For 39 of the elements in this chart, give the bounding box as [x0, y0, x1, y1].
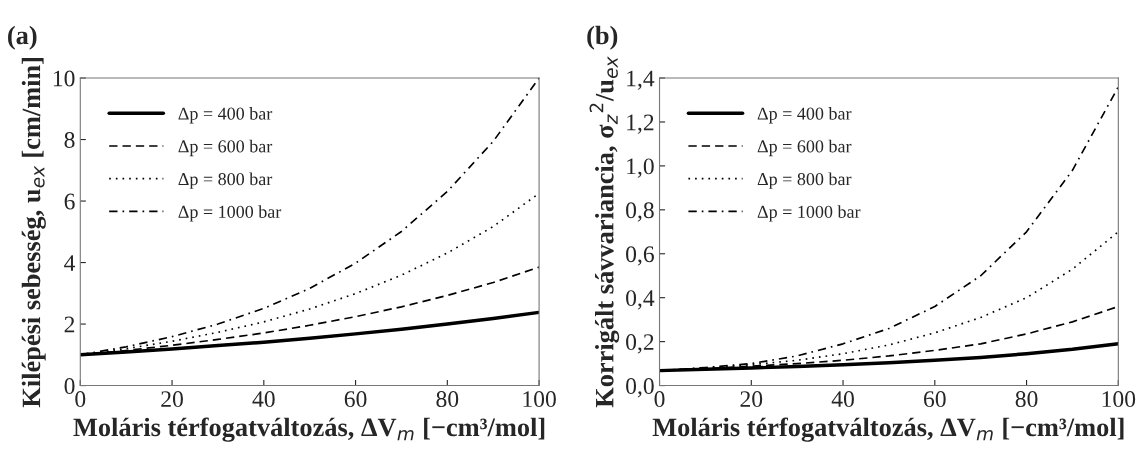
chart-title: (a) [8, 25, 37, 50]
x-tick-label: 100 [523, 391, 556, 408]
y-tick-label: 6 [64, 193, 75, 210]
chart-title: (b) [587, 25, 618, 50]
x-tick-label: 80 [436, 391, 459, 408]
y-tick-label: 10 [53, 70, 75, 87]
x-tick-label: 60 [344, 391, 367, 408]
x-tick-label: 40 [831, 391, 854, 408]
legend-label: Δp = 600 bar [757, 139, 852, 157]
legend-label: Δp = 1000 bar [757, 205, 861, 222]
y-tick-label: 0,4 [626, 290, 655, 310]
y-tick-label: 1,4 [627, 70, 655, 90]
y-tick-label: 0,6 [626, 246, 654, 266]
legend-label: Δp = 800 bar [757, 172, 852, 189]
x-tick-label: 40 [252, 391, 275, 408]
y-tick-label: 0,2 [626, 334, 654, 354]
x-tick-label: 20 [161, 391, 183, 408]
x-tick-label: 100 [1102, 391, 1136, 408]
y-tick-label: 0 [64, 378, 75, 394]
x-tick-label: 0 [75, 391, 86, 408]
x-tick-label: 80 [1015, 391, 1038, 408]
y-tick-label: 2 [64, 316, 75, 333]
legend-label: Δp = 800 bar [178, 172, 273, 189]
y-tick-label: 0,8 [626, 202, 654, 222]
y-tick-label: 4 [64, 255, 76, 271]
y-axis-title: Kilépési sebesség, u$_{ex}$ [cm/min] [21, 58, 46, 408]
x-axis-title: Moláris térfogatváltozás, ΔV$_{m}$ [−cm³/mol] [73, 417, 545, 442]
y-tick-label: 8 [64, 132, 75, 148]
legend-label: Δp = 600 bar [178, 139, 273, 157]
legend-label: Δp = 400 bar [757, 107, 852, 124]
legend-label: Δp = 1000 bar [178, 205, 282, 222]
x-tick-label: 60 [924, 391, 946, 408]
x-axis-title: Moláris térfogatváltozás, ΔV$_{m}$ [−cm³/mol] [652, 417, 1124, 442]
x-tick-label: 20 [740, 391, 763, 408]
legend-label: Δp = 400 bar [178, 107, 273, 124]
y-tick-label: 1,0 [627, 158, 654, 178]
y-tick-label: 0,0 [626, 378, 654, 398]
y-tick-label: 1,2 [627, 114, 654, 134]
y-axis-title: Korrigált sávvariancia, σ$_{z}$$^{2}$/u$_{ex}$ [589, 56, 620, 408]
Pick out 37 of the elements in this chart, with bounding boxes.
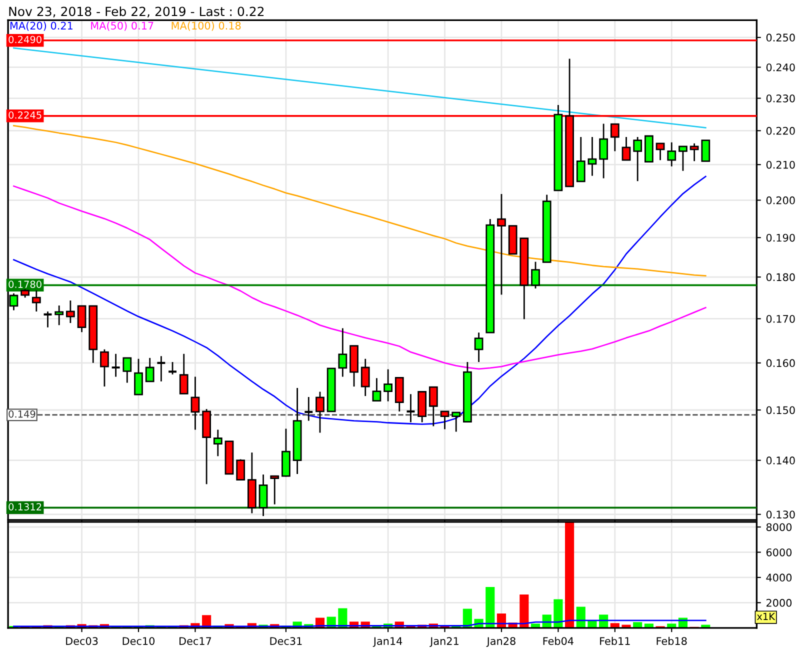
x-tick-label: Feb04 <box>543 636 574 645</box>
x-tick-label: Jan14 <box>372 637 402 647</box>
y-tick-label: 0.230 <box>766 94 795 102</box>
y-tick-label: 2000 <box>766 598 792 607</box>
y-tick-label: 8000 <box>766 523 792 532</box>
x-tick-label: Jan21 <box>430 637 458 647</box>
y-tick-label: 6000 <box>766 548 792 556</box>
ref-line-label: 0.1780 <box>8 280 42 288</box>
y-tick-label: 0.130 <box>766 510 795 518</box>
y-tick-label: 0.200 <box>766 196 795 204</box>
y-tick-label: 0.240 <box>766 63 795 72</box>
y-tick-label: 4000 <box>766 574 792 582</box>
ref-line-label: 0.1312 <box>8 503 42 510</box>
x-tick-label: Feb18 <box>656 636 687 645</box>
y-tick-label: 0.210 <box>766 160 795 169</box>
x-tick-label: Dec31 <box>270 637 302 645</box>
y-tick-label: 0.180 <box>766 273 795 282</box>
x-tick-label: Dec17 <box>180 637 212 645</box>
y-tick-label: 0.140 <box>766 456 795 464</box>
x-tick-label: Feb11 <box>600 636 630 645</box>
x-tick-label: Dec03 <box>66 637 98 645</box>
text: MA(100) 0.18 <box>172 22 241 31</box>
text: MA(20) 0.21 <box>10 22 72 31</box>
y-tick-label: 0.170 <box>766 314 795 323</box>
chart-title: Nov 23, 2018 - Feb 22, 2019 - Last : 0.22 <box>9 6 264 18</box>
ref-line-label: 0.149 <box>8 410 36 418</box>
y-axis-title: x1K <box>756 612 776 620</box>
ref-line-label: 0.2490 <box>8 36 42 44</box>
y-tick-label: 0.220 <box>766 126 795 135</box>
x-tick-label: Dec10 <box>122 637 155 645</box>
y-tick-label: 0.160 <box>766 359 795 368</box>
y-tick-label: 0.150 <box>766 406 795 414</box>
ref-line-label: 0.2245 <box>8 111 42 119</box>
text: MA(50) 0.17 <box>91 22 154 31</box>
y-tick-label: 0.250 <box>766 34 795 42</box>
x-tick-label: Jan28 <box>486 637 516 647</box>
y-tick-label: 0.190 <box>766 234 795 242</box>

What you are asked to do
Reproduce the entire listing above line for line, omitting the picture markers.

Task result
For 39 of the elements in this chart, give the bounding box as [x0, y0, x1, y1].
chart-title: (a) [8, 25, 37, 50]
x-tick-label: 100 [523, 391, 556, 408]
y-tick-label: 6 [64, 193, 75, 210]
chart-title: (b) [587, 25, 618, 50]
x-tick-label: 80 [436, 391, 459, 408]
y-tick-label: 10 [53, 70, 75, 87]
x-tick-label: 60 [344, 391, 367, 408]
x-tick-label: 40 [831, 391, 854, 408]
legend-label: Δp = 600 bar [757, 139, 852, 157]
legend-label: Δp = 1000 bar [757, 205, 861, 222]
y-tick-label: 0,4 [626, 290, 655, 310]
y-tick-label: 1,4 [627, 70, 655, 90]
y-tick-label: 0,6 [626, 246, 654, 266]
legend-label: Δp = 800 bar [757, 172, 852, 189]
x-tick-label: 40 [252, 391, 275, 408]
y-tick-label: 0,2 [626, 334, 654, 354]
x-tick-label: 20 [161, 391, 183, 408]
x-tick-label: 100 [1102, 391, 1136, 408]
y-tick-label: 0 [64, 378, 75, 394]
x-tick-label: 0 [75, 391, 86, 408]
x-tick-label: 80 [1015, 391, 1038, 408]
y-tick-label: 2 [64, 316, 75, 333]
legend-label: Δp = 800 bar [178, 172, 273, 189]
y-tick-label: 0,8 [626, 202, 654, 222]
y-tick-label: 4 [64, 255, 76, 271]
y-axis-title: Kilépési sebesség, u$_{ex}$ [cm/min] [21, 58, 46, 408]
x-axis-title: Moláris térfogatváltozás, ΔV$_{m}$ [−cm³/mol] [73, 417, 545, 442]
y-tick-label: 8 [64, 132, 75, 148]
legend-label: Δp = 600 bar [178, 139, 273, 157]
legend-label: Δp = 400 bar [757, 107, 852, 124]
legend-label: Δp = 1000 bar [178, 205, 282, 222]
x-tick-label: 60 [924, 391, 946, 408]
x-axis-title: Moláris térfogatváltozás, ΔV$_{m}$ [−cm³/mol] [652, 417, 1124, 442]
x-tick-label: 20 [740, 391, 763, 408]
legend-label: Δp = 400 bar [178, 107, 273, 124]
y-tick-label: 1,0 [627, 158, 654, 178]
y-tick-label: 0,0 [626, 378, 654, 398]
y-tick-label: 1,2 [627, 114, 654, 134]
y-axis-title: Korrigált sávvariancia, σ$_{z}$$^{2}$/u$_{ex}$ [589, 56, 620, 408]
Pick out 37 of the elements in this chart, with bounding boxes.
x-tick-label: Feb04 <box>543 636 574 645</box>
x-tick-label: Jan14 <box>372 637 402 647</box>
y-tick-label: 0.230 <box>766 94 795 102</box>
y-tick-label: 2000 <box>766 598 792 607</box>
y-tick-label: 8000 <box>766 523 792 532</box>
x-tick-label: Jan21 <box>430 637 458 647</box>
y-tick-label: 6000 <box>766 548 792 556</box>
ref-line-label: 0.1780 <box>8 280 42 288</box>
y-tick-label: 0.130 <box>766 510 795 518</box>
y-tick-label: 0.200 <box>766 196 795 204</box>
y-tick-label: 0.240 <box>766 63 795 72</box>
y-tick-label: 4000 <box>766 574 792 582</box>
ref-line-label: 0.1312 <box>8 503 42 510</box>
x-tick-label: Feb18 <box>656 636 687 645</box>
y-tick-label: 0.210 <box>766 160 795 169</box>
x-tick-label: Dec31 <box>270 637 302 645</box>
y-tick-label: 0.180 <box>766 273 795 282</box>
x-tick-label: Dec17 <box>180 637 212 645</box>
y-tick-label: 0.140 <box>766 456 795 464</box>
x-tick-label: Feb11 <box>600 636 630 645</box>
x-tick-label: Dec03 <box>66 637 98 645</box>
text: MA(100) 0.18 <box>172 22 241 31</box>
text: MA(20) 0.21 <box>10 22 72 31</box>
y-tick-label: 0.170 <box>766 314 795 323</box>
chart-title: Nov 23, 2018 - Feb 22, 2019 - Last : 0.22 <box>9 6 264 18</box>
ref-line-label: 0.149 <box>8 410 36 418</box>
y-axis-title: x1K <box>756 612 776 620</box>
ref-line-label: 0.2490 <box>8 36 42 44</box>
y-tick-label: 0.220 <box>766 126 795 135</box>
x-tick-label: Dec10 <box>122 637 155 645</box>
y-tick-label: 0.160 <box>766 359 795 368</box>
y-tick-label: 0.150 <box>766 406 795 414</box>
ref-line-label: 0.2245 <box>8 111 42 119</box>
text: MA(50) 0.17 <box>91 22 154 31</box>
y-tick-label: 0.250 <box>766 34 795 42</box>
x-tick-label: Jan28 <box>486 637 516 647</box>
y-tick-label: 0.190 <box>766 234 795 242</box>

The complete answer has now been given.